# What is expected:
State only the count of lines in the listing below that hold "文化市场与营销".
[BEGIN Records provided]
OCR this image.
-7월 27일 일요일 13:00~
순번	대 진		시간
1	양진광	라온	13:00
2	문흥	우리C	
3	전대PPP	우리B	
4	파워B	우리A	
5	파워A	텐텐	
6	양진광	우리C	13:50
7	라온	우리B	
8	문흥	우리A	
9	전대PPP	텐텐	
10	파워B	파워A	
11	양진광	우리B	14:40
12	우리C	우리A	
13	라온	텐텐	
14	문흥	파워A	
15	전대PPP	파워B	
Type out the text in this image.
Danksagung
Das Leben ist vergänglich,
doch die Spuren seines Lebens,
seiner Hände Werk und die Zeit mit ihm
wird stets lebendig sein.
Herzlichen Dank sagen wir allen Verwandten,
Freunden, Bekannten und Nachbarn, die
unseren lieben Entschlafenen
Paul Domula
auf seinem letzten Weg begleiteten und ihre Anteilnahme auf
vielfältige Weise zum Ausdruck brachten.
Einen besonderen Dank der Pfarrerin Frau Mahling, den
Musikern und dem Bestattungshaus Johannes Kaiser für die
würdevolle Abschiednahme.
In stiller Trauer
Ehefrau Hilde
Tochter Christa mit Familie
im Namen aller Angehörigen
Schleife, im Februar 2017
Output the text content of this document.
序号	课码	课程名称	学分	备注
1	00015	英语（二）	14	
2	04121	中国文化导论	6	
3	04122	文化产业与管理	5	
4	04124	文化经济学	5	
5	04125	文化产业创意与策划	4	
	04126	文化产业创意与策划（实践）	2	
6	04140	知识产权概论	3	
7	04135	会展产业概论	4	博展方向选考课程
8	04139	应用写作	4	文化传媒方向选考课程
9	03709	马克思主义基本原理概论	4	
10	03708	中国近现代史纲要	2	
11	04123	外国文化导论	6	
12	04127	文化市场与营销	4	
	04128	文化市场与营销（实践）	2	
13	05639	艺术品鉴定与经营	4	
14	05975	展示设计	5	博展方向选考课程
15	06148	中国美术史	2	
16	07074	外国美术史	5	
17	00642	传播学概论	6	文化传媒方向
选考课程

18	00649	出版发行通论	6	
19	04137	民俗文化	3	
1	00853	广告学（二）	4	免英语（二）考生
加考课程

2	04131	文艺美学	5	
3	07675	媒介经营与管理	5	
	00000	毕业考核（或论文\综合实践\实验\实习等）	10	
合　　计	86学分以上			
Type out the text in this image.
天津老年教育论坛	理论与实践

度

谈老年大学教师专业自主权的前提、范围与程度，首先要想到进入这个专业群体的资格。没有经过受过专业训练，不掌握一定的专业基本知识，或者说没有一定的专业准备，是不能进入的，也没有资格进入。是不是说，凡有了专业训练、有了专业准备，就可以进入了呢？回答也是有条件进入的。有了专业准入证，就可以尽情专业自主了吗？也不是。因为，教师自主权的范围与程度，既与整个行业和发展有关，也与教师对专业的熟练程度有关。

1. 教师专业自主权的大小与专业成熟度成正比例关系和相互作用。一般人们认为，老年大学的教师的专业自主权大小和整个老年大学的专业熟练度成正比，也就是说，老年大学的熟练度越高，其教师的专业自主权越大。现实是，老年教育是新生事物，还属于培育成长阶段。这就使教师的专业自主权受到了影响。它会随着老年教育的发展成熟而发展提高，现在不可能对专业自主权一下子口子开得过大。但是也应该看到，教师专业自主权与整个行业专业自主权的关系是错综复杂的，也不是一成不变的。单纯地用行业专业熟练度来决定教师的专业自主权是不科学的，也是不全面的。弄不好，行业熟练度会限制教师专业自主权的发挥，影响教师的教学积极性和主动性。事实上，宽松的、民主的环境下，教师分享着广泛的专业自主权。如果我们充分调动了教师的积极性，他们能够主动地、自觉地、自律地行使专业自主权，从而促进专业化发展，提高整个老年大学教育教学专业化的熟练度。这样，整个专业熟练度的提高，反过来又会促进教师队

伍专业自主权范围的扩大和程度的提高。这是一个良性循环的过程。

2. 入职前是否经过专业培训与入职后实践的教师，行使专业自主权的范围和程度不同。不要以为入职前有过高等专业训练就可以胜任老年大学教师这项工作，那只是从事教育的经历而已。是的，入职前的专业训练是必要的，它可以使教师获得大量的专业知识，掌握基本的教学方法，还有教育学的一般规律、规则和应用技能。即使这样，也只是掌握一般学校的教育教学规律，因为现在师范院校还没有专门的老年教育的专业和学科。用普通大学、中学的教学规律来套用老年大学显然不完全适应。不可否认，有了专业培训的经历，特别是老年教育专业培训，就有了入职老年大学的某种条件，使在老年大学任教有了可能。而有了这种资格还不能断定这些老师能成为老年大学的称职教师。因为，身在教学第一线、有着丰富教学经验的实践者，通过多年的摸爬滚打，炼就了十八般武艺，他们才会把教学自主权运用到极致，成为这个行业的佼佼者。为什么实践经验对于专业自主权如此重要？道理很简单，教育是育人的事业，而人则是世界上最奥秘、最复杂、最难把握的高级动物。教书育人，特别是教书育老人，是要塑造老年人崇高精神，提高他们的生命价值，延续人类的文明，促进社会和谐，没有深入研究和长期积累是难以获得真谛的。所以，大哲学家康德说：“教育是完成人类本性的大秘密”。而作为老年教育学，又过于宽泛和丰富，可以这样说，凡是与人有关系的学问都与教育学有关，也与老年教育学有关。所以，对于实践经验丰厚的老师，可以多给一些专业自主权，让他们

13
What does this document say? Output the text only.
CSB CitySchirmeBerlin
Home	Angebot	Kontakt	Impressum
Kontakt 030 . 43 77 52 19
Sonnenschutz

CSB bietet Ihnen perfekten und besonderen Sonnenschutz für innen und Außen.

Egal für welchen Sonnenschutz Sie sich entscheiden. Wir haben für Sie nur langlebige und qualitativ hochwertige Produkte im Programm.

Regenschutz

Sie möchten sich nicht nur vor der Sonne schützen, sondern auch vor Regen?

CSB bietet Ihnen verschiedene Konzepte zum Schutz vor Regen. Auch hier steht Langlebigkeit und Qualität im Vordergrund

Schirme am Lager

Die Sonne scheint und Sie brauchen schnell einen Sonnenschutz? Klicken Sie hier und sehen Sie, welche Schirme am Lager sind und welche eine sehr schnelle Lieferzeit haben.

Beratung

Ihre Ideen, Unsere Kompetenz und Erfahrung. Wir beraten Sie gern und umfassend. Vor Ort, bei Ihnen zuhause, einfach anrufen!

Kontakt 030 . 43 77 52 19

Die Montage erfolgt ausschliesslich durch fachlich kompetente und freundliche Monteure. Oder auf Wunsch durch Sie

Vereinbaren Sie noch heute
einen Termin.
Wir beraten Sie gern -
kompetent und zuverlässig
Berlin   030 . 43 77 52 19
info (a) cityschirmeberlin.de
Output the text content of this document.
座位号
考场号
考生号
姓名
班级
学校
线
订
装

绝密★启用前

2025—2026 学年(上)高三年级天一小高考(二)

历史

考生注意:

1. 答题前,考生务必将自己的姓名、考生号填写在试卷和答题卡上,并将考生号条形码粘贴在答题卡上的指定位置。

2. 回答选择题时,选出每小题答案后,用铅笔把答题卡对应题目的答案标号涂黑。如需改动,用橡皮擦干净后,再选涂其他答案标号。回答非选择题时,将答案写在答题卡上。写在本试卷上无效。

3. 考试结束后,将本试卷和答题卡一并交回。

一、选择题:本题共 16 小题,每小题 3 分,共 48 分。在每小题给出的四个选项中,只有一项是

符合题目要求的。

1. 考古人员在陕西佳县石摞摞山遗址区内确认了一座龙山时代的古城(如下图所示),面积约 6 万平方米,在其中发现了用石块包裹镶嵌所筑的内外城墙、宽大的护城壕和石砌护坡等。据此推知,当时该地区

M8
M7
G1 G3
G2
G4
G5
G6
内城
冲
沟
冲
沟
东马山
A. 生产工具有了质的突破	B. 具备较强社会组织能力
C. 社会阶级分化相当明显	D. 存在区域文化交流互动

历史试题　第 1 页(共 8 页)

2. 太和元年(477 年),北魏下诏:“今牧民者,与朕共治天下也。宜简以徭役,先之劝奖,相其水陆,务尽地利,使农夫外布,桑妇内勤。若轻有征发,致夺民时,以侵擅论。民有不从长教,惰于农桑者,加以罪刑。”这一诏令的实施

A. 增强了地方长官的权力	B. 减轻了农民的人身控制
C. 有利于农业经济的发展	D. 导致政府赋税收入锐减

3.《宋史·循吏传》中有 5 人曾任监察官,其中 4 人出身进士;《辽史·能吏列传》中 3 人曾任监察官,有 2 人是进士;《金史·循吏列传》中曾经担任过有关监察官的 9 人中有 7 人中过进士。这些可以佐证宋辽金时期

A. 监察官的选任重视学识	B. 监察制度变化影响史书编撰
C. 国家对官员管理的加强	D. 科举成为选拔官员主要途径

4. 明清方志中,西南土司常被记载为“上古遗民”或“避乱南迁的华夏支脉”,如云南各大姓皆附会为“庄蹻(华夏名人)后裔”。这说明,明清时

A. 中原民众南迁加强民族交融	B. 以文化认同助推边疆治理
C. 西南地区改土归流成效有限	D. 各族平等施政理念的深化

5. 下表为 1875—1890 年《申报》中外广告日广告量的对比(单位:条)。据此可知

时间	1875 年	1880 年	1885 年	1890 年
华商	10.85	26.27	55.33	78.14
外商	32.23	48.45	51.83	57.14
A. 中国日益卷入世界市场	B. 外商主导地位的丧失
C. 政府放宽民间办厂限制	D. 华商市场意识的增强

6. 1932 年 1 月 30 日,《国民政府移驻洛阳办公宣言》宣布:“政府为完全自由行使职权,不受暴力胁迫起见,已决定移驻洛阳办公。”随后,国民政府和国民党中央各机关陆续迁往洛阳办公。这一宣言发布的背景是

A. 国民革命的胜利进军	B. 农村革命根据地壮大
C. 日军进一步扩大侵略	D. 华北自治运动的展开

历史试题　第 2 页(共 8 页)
[END Records provided]
# Result for this task:
2